- **GOAL OF THE EXERCISE**
Which lines hold the word "بضمير"? Copy each one.

[start of DATA SUPPLIED]

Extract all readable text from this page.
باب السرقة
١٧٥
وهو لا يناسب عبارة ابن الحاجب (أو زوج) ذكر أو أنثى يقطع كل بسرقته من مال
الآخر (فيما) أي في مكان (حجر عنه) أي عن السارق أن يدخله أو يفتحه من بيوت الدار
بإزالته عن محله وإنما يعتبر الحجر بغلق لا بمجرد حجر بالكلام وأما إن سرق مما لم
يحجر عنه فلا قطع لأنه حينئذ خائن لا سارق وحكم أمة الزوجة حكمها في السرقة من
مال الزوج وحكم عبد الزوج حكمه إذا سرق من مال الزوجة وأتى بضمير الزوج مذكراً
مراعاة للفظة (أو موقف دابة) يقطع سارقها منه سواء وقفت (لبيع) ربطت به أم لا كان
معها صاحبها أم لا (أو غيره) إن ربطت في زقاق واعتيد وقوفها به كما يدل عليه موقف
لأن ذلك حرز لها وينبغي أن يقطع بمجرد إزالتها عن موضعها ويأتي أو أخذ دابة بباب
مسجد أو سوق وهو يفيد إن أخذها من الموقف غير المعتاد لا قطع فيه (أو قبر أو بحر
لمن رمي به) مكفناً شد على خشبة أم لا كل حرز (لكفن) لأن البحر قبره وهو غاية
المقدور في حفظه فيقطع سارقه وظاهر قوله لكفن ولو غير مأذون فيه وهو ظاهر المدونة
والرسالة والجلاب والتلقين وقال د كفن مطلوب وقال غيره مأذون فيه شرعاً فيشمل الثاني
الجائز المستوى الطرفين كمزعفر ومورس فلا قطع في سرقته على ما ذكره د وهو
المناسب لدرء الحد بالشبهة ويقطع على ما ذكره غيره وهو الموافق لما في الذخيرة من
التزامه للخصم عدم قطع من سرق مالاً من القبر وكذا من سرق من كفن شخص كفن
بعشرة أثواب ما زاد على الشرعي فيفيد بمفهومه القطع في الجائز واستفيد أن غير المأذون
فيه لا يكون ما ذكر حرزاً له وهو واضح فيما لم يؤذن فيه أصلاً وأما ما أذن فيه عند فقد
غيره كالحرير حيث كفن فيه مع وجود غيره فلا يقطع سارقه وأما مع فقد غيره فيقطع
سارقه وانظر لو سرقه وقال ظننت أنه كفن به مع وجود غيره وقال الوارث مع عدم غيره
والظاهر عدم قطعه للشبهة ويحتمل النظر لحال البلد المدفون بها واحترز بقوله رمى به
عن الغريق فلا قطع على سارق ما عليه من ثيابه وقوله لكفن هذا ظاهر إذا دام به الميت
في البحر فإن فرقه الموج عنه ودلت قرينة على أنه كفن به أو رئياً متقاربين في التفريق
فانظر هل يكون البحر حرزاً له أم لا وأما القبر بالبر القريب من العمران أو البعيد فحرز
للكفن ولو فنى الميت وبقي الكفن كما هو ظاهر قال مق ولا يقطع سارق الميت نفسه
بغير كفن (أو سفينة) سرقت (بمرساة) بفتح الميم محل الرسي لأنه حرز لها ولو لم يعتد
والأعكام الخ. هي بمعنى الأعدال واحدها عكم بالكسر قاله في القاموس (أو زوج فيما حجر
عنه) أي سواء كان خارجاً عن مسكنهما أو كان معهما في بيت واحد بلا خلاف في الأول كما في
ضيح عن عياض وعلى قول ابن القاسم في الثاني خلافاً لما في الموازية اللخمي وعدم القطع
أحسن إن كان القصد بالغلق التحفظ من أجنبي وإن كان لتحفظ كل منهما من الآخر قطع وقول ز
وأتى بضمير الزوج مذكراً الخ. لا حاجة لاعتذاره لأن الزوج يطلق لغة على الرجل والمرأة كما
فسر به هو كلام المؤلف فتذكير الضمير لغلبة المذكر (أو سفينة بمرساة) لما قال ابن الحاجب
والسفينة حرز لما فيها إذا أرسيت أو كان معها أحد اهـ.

[end of DATA SUPPLIED]

- **SOLVED EXERCISE**
مال الزوج وحكم عبد الزوج حكمه إذا سرق من مال الزوجة وأتى بضمير الزوج مذكراً
وأتى بضمير الزوج مذكراً الخ. لا حاجة لاعتذاره لأن الزوج يطلق لغة على الرجل والمرأة كما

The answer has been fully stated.